*Exercise prompt*
Search the entries for the word "JSON" and pull out each line that has it.

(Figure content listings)
▶

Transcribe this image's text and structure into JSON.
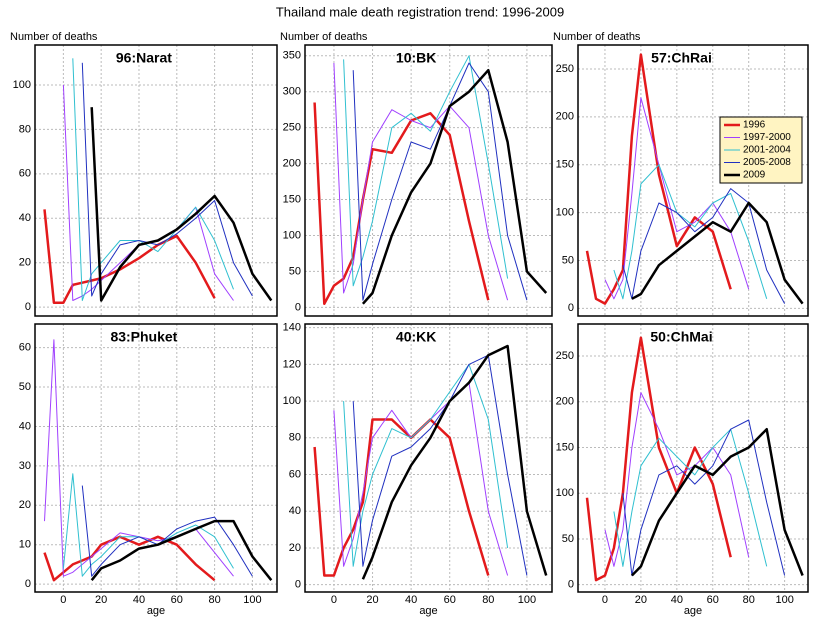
{
  "title": "Thailand male death registration trend: 1996-2009",
  "series_styles": [
    {
      "name": "1996",
      "color": "#e31a1c",
      "width": 2.5
    },
    {
      "name": "1997-2000",
      "color": "#a040ff",
      "width": 1
    },
    {
      "name": "2001-2004",
      "color": "#30c0d0",
      "width": 1
    },
    {
      "name": "2005-2008",
      "color": "#2030c0",
      "width": 1
    },
    {
      "name": "2009",
      "color": "#000000",
      "width": 2.5
    }
  ],
  "chart_data": [
    {
      "type": "line",
      "title": "96:Narat",
      "ylabel": "Number of deaths",
      "x": [
        -10,
        -5,
        0,
        5,
        10,
        15,
        20,
        30,
        40,
        50,
        60,
        70,
        80,
        90,
        100,
        110
      ],
      "xlim": [
        -15,
        113
      ],
      "xticks": [
        0,
        20,
        40,
        60,
        80,
        100
      ],
      "ylim": [
        -4,
        118
      ],
      "yticks": [
        0,
        20,
        40,
        60,
        80,
        100
      ],
      "grid": true,
      "series": [
        {
          "values": [
            44,
            2,
            2,
            10,
            11,
            12,
            13,
            17,
            22,
            28,
            32,
            20,
            4,
            null,
            null,
            null
          ]
        },
        {
          "values": [
            null,
            null,
            100,
            3,
            5,
            8,
            12,
            20,
            28,
            30,
            35,
            45,
            15,
            3,
            null,
            null
          ]
        },
        {
          "values": [
            null,
            null,
            null,
            112,
            3,
            15,
            20,
            30,
            30,
            25,
            35,
            45,
            30,
            8,
            null,
            null
          ]
        },
        {
          "values": [
            null,
            null,
            null,
            null,
            110,
            5,
            15,
            28,
            30,
            28,
            33,
            40,
            48,
            20,
            5,
            null
          ]
        },
        {
          "values": [
            null,
            null,
            null,
            null,
            null,
            90,
            3,
            18,
            28,
            30,
            35,
            42,
            50,
            38,
            15,
            3
          ]
        }
      ]
    },
    {
      "type": "line",
      "title": "10:BK",
      "ylabel": "Number of deaths",
      "x": [
        -10,
        -5,
        0,
        5,
        10,
        15,
        20,
        30,
        40,
        50,
        60,
        70,
        80,
        90,
        100,
        110
      ],
      "xlim": [
        -15,
        113
      ],
      "xticks": [
        0,
        20,
        40,
        60,
        80,
        100
      ],
      "ylim": [
        -12,
        365
      ],
      "yticks": [
        0,
        50,
        100,
        150,
        200,
        250,
        300,
        350
      ],
      "grid": true,
      "series": [
        {
          "values": [
            285,
            5,
            30,
            40,
            70,
            150,
            220,
            215,
            260,
            270,
            240,
            120,
            10,
            null,
            null,
            null
          ]
        },
        {
          "values": [
            null,
            null,
            340,
            20,
            60,
            150,
            230,
            275,
            260,
            250,
            280,
            250,
            100,
            10,
            null,
            null
          ]
        },
        {
          "values": [
            null,
            null,
            null,
            345,
            30,
            70,
            120,
            250,
            270,
            245,
            300,
            350,
            200,
            40,
            null,
            null
          ]
        },
        {
          "values": [
            null,
            null,
            null,
            null,
            330,
            10,
            60,
            150,
            230,
            220,
            280,
            340,
            300,
            100,
            10,
            null
          ]
        },
        {
          "values": [
            null,
            null,
            null,
            null,
            null,
            5,
            20,
            100,
            160,
            200,
            280,
            300,
            330,
            230,
            50,
            20
          ]
        }
      ]
    },
    {
      "type": "line",
      "title": "57:ChRai",
      "ylabel": "Number of deaths",
      "legend": "top-right",
      "x": [
        -10,
        -5,
        0,
        5,
        10,
        15,
        20,
        30,
        40,
        50,
        60,
        70,
        80,
        90,
        100,
        110
      ],
      "xlim": [
        -15,
        113
      ],
      "xticks": [
        0,
        20,
        40,
        60,
        80,
        100
      ],
      "ylim": [
        -8,
        275
      ],
      "yticks": [
        0,
        50,
        100,
        150,
        200,
        250
      ],
      "grid": true,
      "series": [
        {
          "values": [
            60,
            10,
            5,
            20,
            40,
            180,
            265,
            140,
            65,
            95,
            80,
            20,
            null,
            null,
            null,
            null
          ]
        },
        {
          "values": [
            null,
            null,
            30,
            10,
            30,
            120,
            220,
            150,
            80,
            90,
            110,
            80,
            20,
            null,
            null,
            null
          ]
        },
        {
          "values": [
            null,
            null,
            null,
            40,
            10,
            60,
            130,
            150,
            100,
            85,
            110,
            120,
            70,
            10,
            null,
            null
          ]
        },
        {
          "values": [
            null,
            null,
            null,
            null,
            45,
            10,
            60,
            110,
            100,
            80,
            95,
            125,
            110,
            40,
            5,
            null
          ]
        },
        {
          "values": [
            null,
            null,
            null,
            null,
            null,
            10,
            15,
            45,
            60,
            75,
            90,
            80,
            110,
            90,
            30,
            5
          ]
        }
      ]
    },
    {
      "type": "line",
      "title": "83:Phuket",
      "xlabel": "age",
      "x": [
        -10,
        -5,
        0,
        5,
        10,
        15,
        20,
        30,
        40,
        50,
        60,
        70,
        80,
        90,
        100,
        110
      ],
      "xlim": [
        -15,
        113
      ],
      "xticks": [
        0,
        20,
        40,
        60,
        80,
        100
      ],
      "ylim": [
        -2,
        66
      ],
      "yticks": [
        0,
        10,
        20,
        30,
        40,
        50,
        60
      ],
      "grid": true,
      "series": [
        {
          "values": [
            8,
            1,
            3,
            5,
            6,
            7,
            10,
            12,
            10,
            12,
            10,
            5,
            1,
            null,
            null,
            null
          ]
        },
        {
          "values": [
            16,
            62,
            2,
            3,
            5,
            7,
            9,
            13,
            12,
            11,
            12,
            14,
            8,
            2,
            null,
            null
          ]
        },
        {
          "values": [
            null,
            null,
            4,
            28,
            2,
            5,
            7,
            12,
            12,
            10,
            13,
            15,
            12,
            4,
            null,
            null
          ]
        },
        {
          "values": [
            null,
            null,
            null,
            null,
            25,
            2,
            5,
            10,
            12,
            10,
            14,
            16,
            17,
            10,
            2,
            null
          ]
        },
        {
          "values": [
            null,
            null,
            null,
            null,
            null,
            1,
            4,
            6,
            9,
            10,
            12,
            14,
            16,
            16,
            7,
            1
          ]
        }
      ]
    },
    {
      "type": "line",
      "title": "40:KK",
      "xlabel": "age",
      "x": [
        -10,
        -5,
        0,
        5,
        10,
        15,
        20,
        30,
        40,
        50,
        60,
        70,
        80,
        90,
        100,
        110
      ],
      "xlim": [
        -15,
        113
      ],
      "xticks": [
        0,
        20,
        40,
        60,
        80,
        100
      ],
      "ylim": [
        -4,
        142
      ],
      "yticks": [
        0,
        20,
        40,
        60,
        80,
        100,
        120,
        140
      ],
      "grid": true,
      "series": [
        {
          "values": [
            75,
            5,
            5,
            20,
            30,
            45,
            90,
            90,
            80,
            90,
            80,
            40,
            5,
            null,
            null,
            null
          ]
        },
        {
          "values": [
            null,
            null,
            95,
            10,
            25,
            50,
            80,
            95,
            80,
            90,
            100,
            110,
            40,
            5,
            null,
            null
          ]
        },
        {
          "values": [
            null,
            null,
            null,
            100,
            10,
            40,
            60,
            85,
            80,
            90,
            105,
            120,
            90,
            20,
            null,
            null
          ]
        },
        {
          "values": [
            null,
            null,
            null,
            null,
            100,
            10,
            35,
            70,
            75,
            85,
            100,
            120,
            125,
            60,
            5,
            null
          ]
        },
        {
          "values": [
            null,
            null,
            null,
            null,
            null,
            3,
            15,
            45,
            65,
            80,
            100,
            110,
            125,
            130,
            40,
            5
          ]
        }
      ]
    },
    {
      "type": "line",
      "title": "50:ChMai",
      "xlabel": "age",
      "x": [
        -10,
        -5,
        0,
        5,
        10,
        15,
        20,
        30,
        40,
        50,
        60,
        70,
        80,
        90,
        100,
        110
      ],
      "xlim": [
        -15,
        113
      ],
      "xticks": [
        0,
        20,
        40,
        60,
        80,
        100
      ],
      "ylim": [
        -8,
        285
      ],
      "yticks": [
        0,
        50,
        100,
        150,
        200,
        250
      ],
      "grid": true,
      "series": [
        {
          "values": [
            95,
            5,
            10,
            40,
            100,
            210,
            270,
            150,
            100,
            150,
            110,
            30,
            null,
            null,
            null,
            null
          ]
        },
        {
          "values": [
            null,
            null,
            60,
            20,
            60,
            150,
            210,
            170,
            120,
            130,
            150,
            120,
            30,
            null,
            null,
            null
          ]
        },
        {
          "values": [
            null,
            null,
            null,
            80,
            20,
            80,
            130,
            160,
            140,
            120,
            150,
            170,
            100,
            20,
            null,
            null
          ]
        },
        {
          "values": [
            null,
            null,
            null,
            null,
            100,
            10,
            60,
            120,
            130,
            110,
            130,
            170,
            180,
            90,
            10,
            null
          ]
        },
        {
          "values": [
            null,
            null,
            null,
            null,
            null,
            10,
            20,
            70,
            100,
            130,
            120,
            140,
            150,
            170,
            60,
            10
          ]
        }
      ]
    }
  ]
}
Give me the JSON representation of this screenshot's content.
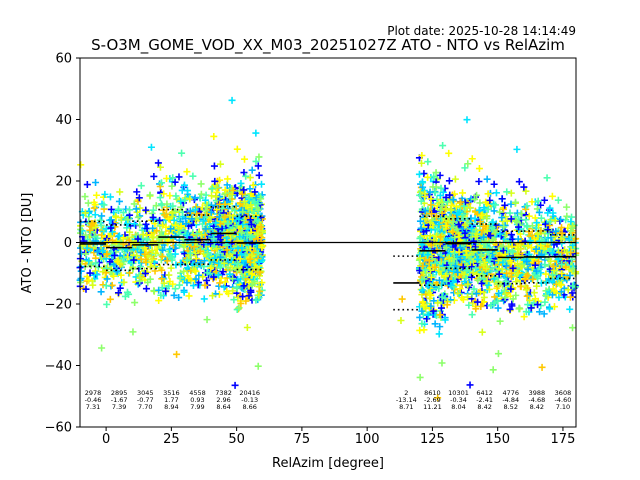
{
  "chart_data": {
    "type": "scatter",
    "plot_date": "Plot date: 2025-10-28 14:14:49",
    "title": "S-O3M_GOME_VOD_XX_M03_20251027Z ATO - NTO vs RelAzim",
    "xlabel": "RelAzim [degree]",
    "ylabel": "ATO - NTO [DU]",
    "xlim": [
      -10,
      180
    ],
    "ylim": [
      -60,
      60
    ],
    "xticks": [
      0,
      25,
      50,
      75,
      100,
      125,
      150,
      175
    ],
    "yticks": [
      -60,
      -40,
      -20,
      0,
      20,
      40,
      60
    ],
    "zero_line": 0,
    "marker": "+",
    "colormap": [
      "#0000ff",
      "#00b4ff",
      "#00e5ff",
      "#4dffb0",
      "#8cff6a",
      "#d8ff1a",
      "#ffff00",
      "#ffc800"
    ],
    "bins": [
      {
        "x_start": -10,
        "x_end": 0,
        "count": "2978",
        "mean": "-0.46",
        "std": "7.31",
        "mean_val": -0.46,
        "std_val": 7.31
      },
      {
        "x_start": 0,
        "x_end": 10,
        "count": "2895",
        "mean": "-1.67",
        "std": "7.39",
        "mean_val": -1.67,
        "std_val": 7.39
      },
      {
        "x_start": 10,
        "x_end": 20,
        "count": "3045",
        "mean": "-0.77",
        "std": "7.70",
        "mean_val": -0.77,
        "std_val": 7.7
      },
      {
        "x_start": 20,
        "x_end": 30,
        "count": "3516",
        "mean": "1.77",
        "std": "8.94",
        "mean_val": 1.77,
        "std_val": 8.94
      },
      {
        "x_start": 30,
        "x_end": 40,
        "count": "4558",
        "mean": "0.93",
        "std": "7.99",
        "mean_val": 0.93,
        "std_val": 7.99
      },
      {
        "x_start": 40,
        "x_end": 50,
        "count": "7382",
        "mean": "2.96",
        "std": "8.64",
        "mean_val": 2.96,
        "std_val": 8.64
      },
      {
        "x_start": 50,
        "x_end": 60,
        "count": "20416",
        "mean": "-0.13",
        "std": "8.66",
        "mean_val": -0.13,
        "std_val": 8.66
      },
      {
        "x_start": 110,
        "x_end": 120,
        "count": "2",
        "mean": "-13.14",
        "std": "8.71",
        "mean_val": -13.14,
        "std_val": 8.71
      },
      {
        "x_start": 120,
        "x_end": 130,
        "count": "8610",
        "mean": "-2.69",
        "std": "11.21",
        "mean_val": -2.69,
        "std_val": 11.21
      },
      {
        "x_start": 130,
        "x_end": 140,
        "count": "10301",
        "mean": "-0.34",
        "std": "8.04",
        "mean_val": -0.34,
        "std_val": 8.04
      },
      {
        "x_start": 140,
        "x_end": 150,
        "count": "6412",
        "mean": "-2.41",
        "std": "8.42",
        "mean_val": -2.41,
        "std_val": 8.42
      },
      {
        "x_start": 150,
        "x_end": 160,
        "count": "4776",
        "mean": "-4.84",
        "std": "8.52",
        "mean_val": -4.84,
        "std_val": 8.52
      },
      {
        "x_start": 160,
        "x_end": 170,
        "count": "3988",
        "mean": "-4.68",
        "std": "8.42",
        "mean_val": -4.68,
        "std_val": 8.42
      },
      {
        "x_start": 170,
        "x_end": 180,
        "count": "3608",
        "mean": "-4.60",
        "std": "7.10",
        "mean_val": -4.6,
        "std_val": 7.1
      }
    ]
  }
}
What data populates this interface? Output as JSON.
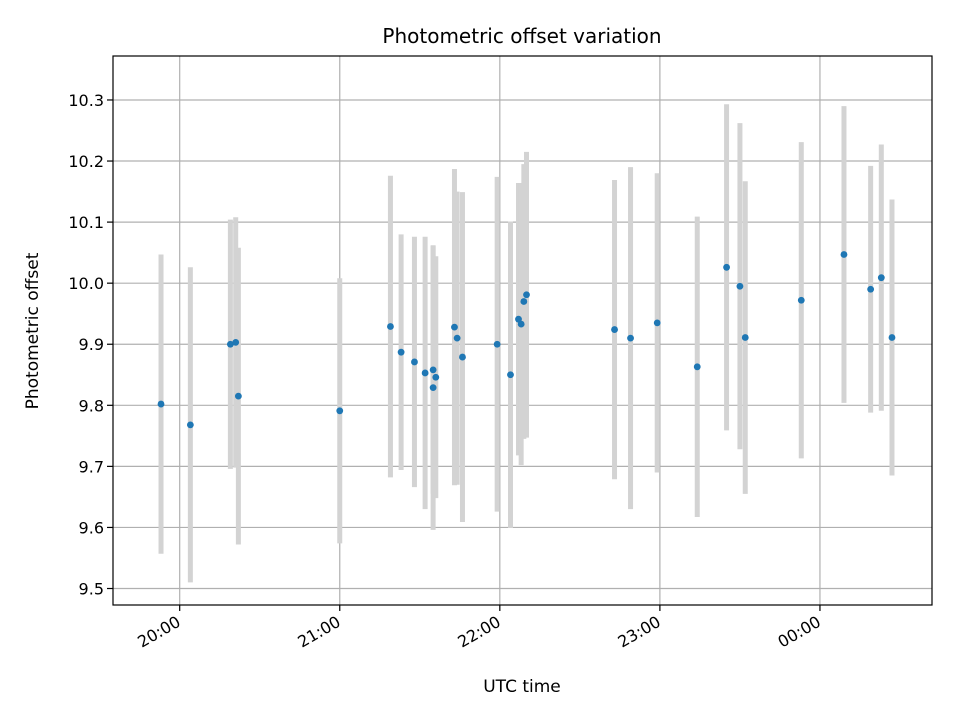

◀

*Solution*
Transcribe this image's text and structure into JSON.
Give me the JSON representation of this screenshot's content.
What data populates this interface? Output as JSON.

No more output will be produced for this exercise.